Records from a collection =
= = =

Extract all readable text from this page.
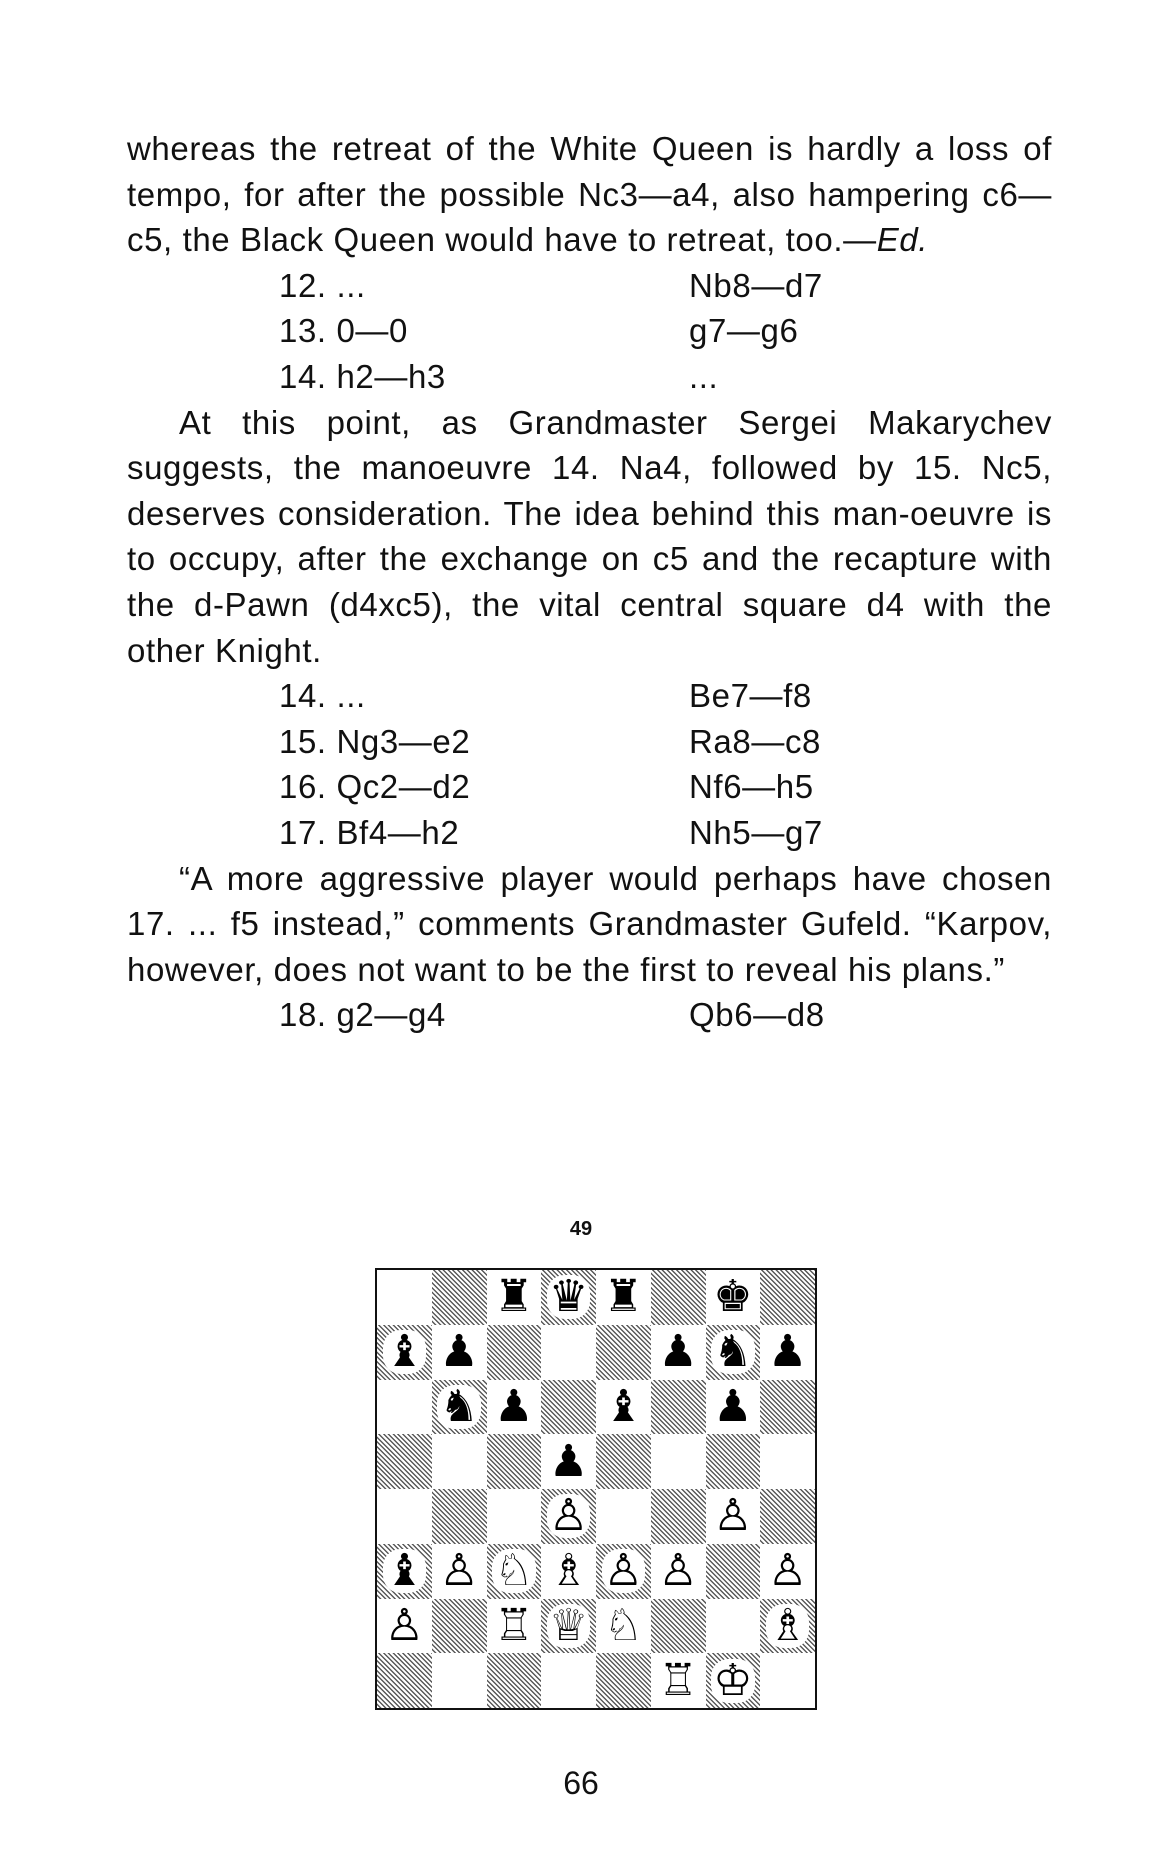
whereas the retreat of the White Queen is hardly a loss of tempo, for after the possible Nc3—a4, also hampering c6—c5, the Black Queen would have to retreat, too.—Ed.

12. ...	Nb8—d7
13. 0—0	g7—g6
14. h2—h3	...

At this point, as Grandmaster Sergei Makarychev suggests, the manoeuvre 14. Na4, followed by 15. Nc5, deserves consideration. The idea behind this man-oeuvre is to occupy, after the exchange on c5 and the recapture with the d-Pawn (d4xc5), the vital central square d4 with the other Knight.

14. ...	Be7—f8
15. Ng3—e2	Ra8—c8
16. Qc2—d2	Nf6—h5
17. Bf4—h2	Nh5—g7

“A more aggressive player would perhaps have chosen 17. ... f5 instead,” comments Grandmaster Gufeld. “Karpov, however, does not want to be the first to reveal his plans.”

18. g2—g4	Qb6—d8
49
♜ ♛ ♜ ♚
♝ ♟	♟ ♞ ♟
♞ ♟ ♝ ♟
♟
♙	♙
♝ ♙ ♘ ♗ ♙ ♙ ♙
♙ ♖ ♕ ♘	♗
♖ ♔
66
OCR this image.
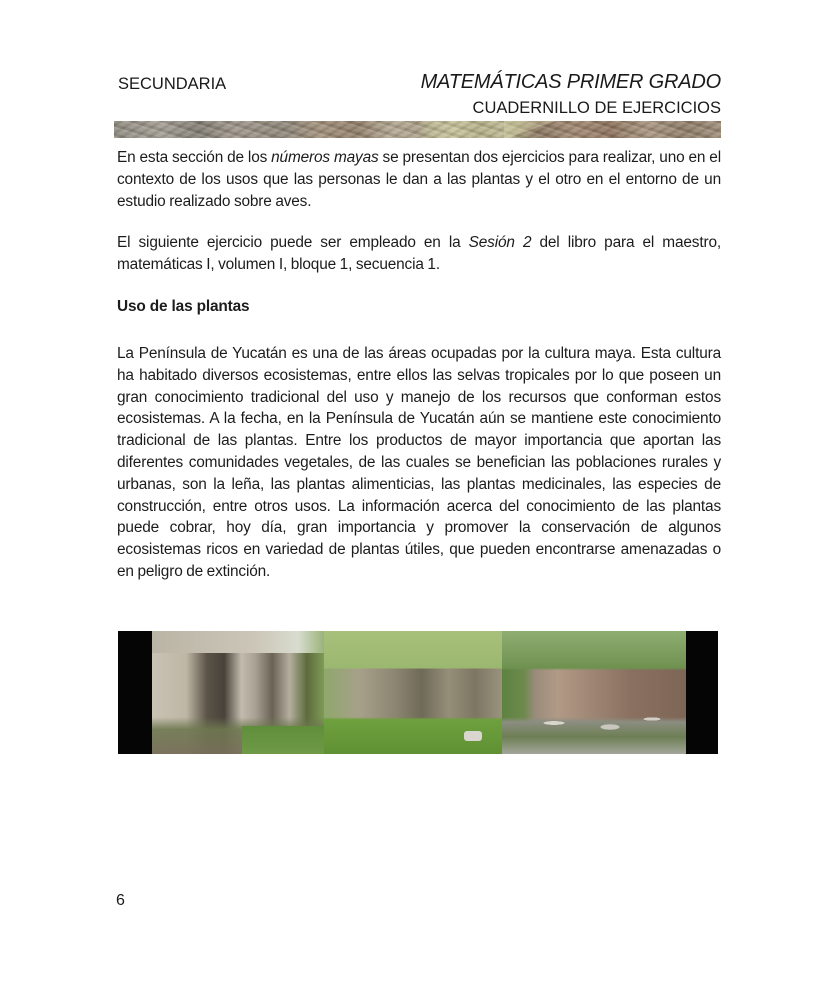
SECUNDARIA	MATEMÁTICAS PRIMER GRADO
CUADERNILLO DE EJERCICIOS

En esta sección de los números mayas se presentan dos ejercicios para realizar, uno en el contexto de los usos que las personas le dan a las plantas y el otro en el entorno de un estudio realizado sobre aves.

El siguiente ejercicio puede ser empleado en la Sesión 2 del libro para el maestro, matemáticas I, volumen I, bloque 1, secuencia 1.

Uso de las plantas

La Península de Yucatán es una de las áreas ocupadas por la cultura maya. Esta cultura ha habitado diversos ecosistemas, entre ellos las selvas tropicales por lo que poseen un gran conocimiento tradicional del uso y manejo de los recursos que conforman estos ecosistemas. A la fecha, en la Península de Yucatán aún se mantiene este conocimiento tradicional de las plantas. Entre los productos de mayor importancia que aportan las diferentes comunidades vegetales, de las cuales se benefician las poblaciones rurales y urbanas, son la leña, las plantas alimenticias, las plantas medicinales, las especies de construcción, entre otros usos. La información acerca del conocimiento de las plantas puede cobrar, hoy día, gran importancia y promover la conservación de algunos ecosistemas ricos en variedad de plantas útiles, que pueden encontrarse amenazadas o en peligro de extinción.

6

= = =

Show the lines of the records that include the string "para".

En esta sección de los números mayas se presentan dos ejercicios para realizar, uno en el contexto de los usos que las personas le dan a las plantas y el otro en el entorno de un estudio realizado sobre aves.
El siguiente ejercicio puede ser empleado en la Sesión 2 del libro para el maestro, matemáticas I, volumen I, bloque 1, secuencia 1.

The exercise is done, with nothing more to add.